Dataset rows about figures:
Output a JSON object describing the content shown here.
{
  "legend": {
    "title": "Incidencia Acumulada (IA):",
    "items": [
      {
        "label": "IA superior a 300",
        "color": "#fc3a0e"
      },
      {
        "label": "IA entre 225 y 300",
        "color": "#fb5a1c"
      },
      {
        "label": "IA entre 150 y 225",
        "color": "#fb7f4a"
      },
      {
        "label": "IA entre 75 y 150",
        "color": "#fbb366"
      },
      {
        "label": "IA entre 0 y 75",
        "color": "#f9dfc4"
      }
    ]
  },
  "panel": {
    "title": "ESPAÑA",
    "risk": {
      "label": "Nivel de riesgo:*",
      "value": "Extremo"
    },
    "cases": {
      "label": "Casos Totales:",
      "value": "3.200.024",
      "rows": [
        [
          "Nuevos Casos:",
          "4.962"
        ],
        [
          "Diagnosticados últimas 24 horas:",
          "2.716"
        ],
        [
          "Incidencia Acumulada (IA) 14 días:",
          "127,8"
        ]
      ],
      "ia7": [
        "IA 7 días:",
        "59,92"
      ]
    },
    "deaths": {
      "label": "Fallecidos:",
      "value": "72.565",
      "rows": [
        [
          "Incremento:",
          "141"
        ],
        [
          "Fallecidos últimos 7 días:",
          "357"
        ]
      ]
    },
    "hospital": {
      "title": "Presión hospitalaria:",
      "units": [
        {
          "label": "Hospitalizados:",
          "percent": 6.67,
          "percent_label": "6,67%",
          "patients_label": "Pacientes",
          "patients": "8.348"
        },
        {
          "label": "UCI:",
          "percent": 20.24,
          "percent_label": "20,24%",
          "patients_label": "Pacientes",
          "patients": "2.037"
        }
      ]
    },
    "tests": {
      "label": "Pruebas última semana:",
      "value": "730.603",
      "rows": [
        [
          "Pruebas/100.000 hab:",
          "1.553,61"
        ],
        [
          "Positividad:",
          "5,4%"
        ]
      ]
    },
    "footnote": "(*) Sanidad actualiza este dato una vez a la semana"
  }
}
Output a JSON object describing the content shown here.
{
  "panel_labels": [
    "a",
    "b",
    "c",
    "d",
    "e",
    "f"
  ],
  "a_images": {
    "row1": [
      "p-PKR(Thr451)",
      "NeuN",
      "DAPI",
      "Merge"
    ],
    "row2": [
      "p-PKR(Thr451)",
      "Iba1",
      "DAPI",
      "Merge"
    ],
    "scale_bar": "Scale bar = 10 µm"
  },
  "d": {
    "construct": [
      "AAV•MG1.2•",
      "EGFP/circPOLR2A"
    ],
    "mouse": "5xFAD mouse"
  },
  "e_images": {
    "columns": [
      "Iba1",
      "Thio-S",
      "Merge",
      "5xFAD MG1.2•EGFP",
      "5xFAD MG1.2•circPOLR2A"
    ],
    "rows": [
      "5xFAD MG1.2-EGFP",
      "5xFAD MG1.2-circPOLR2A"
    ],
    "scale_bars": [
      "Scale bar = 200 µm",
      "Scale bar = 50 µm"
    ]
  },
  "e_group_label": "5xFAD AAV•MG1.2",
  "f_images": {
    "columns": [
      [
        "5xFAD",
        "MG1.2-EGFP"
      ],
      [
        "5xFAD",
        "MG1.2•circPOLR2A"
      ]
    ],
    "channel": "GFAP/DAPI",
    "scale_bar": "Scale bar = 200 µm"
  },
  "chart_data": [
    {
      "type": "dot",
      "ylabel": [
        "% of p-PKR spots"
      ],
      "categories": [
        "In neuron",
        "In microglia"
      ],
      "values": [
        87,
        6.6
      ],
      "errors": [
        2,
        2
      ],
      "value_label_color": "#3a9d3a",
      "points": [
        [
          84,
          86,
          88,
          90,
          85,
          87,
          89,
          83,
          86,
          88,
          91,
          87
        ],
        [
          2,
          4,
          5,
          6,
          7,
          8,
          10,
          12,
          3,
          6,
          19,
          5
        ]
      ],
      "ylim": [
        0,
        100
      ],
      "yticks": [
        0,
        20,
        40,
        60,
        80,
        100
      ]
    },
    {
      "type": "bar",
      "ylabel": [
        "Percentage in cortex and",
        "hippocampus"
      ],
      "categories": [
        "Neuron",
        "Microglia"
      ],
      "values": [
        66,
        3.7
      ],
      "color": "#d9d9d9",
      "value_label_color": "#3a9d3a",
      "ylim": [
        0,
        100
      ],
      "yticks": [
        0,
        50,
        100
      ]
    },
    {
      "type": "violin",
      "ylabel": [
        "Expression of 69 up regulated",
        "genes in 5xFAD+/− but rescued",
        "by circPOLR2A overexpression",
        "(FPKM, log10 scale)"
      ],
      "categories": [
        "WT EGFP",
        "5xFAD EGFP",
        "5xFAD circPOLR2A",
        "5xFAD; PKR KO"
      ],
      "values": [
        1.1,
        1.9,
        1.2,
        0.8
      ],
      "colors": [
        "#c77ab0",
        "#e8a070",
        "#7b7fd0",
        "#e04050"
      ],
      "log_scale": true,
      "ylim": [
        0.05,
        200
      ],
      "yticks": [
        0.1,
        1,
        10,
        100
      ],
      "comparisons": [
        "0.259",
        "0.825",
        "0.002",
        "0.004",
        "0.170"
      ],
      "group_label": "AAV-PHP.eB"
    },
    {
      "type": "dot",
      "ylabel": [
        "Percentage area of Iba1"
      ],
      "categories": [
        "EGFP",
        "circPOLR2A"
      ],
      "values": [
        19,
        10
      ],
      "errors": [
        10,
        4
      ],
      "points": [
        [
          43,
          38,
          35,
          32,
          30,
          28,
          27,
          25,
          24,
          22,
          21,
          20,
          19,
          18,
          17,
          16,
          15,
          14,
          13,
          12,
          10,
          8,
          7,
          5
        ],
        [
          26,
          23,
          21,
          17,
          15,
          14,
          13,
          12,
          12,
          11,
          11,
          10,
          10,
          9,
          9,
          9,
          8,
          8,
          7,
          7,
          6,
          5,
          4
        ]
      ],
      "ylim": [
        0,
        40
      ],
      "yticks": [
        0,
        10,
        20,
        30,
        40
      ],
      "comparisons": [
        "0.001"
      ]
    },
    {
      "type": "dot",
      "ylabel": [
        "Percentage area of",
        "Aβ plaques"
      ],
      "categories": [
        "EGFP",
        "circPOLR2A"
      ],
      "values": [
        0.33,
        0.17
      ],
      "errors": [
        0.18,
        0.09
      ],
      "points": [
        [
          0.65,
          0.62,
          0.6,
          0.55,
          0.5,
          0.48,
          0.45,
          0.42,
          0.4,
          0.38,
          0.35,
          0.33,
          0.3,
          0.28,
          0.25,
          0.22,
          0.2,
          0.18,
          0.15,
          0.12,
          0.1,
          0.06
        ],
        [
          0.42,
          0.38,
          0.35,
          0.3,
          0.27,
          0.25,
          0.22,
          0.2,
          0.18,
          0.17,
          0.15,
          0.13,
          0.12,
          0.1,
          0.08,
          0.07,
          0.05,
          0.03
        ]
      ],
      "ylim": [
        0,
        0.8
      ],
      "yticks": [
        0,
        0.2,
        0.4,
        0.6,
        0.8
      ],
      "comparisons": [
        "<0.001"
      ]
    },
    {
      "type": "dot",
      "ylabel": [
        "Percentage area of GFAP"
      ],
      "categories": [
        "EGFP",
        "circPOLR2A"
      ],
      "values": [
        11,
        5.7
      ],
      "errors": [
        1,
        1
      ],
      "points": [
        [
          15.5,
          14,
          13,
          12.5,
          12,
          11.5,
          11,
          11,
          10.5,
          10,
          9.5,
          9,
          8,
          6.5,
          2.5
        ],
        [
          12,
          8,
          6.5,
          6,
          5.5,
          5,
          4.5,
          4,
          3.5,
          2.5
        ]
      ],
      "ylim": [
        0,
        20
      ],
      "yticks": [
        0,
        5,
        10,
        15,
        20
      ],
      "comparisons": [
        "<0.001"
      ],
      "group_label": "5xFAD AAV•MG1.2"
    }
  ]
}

What needs to be done: Lines holding "Fallecidos" in the data above: copy each of them.

Answer to this task:
      "label": "Fallecidos:",
          "Fallecidos últimos 7 días:",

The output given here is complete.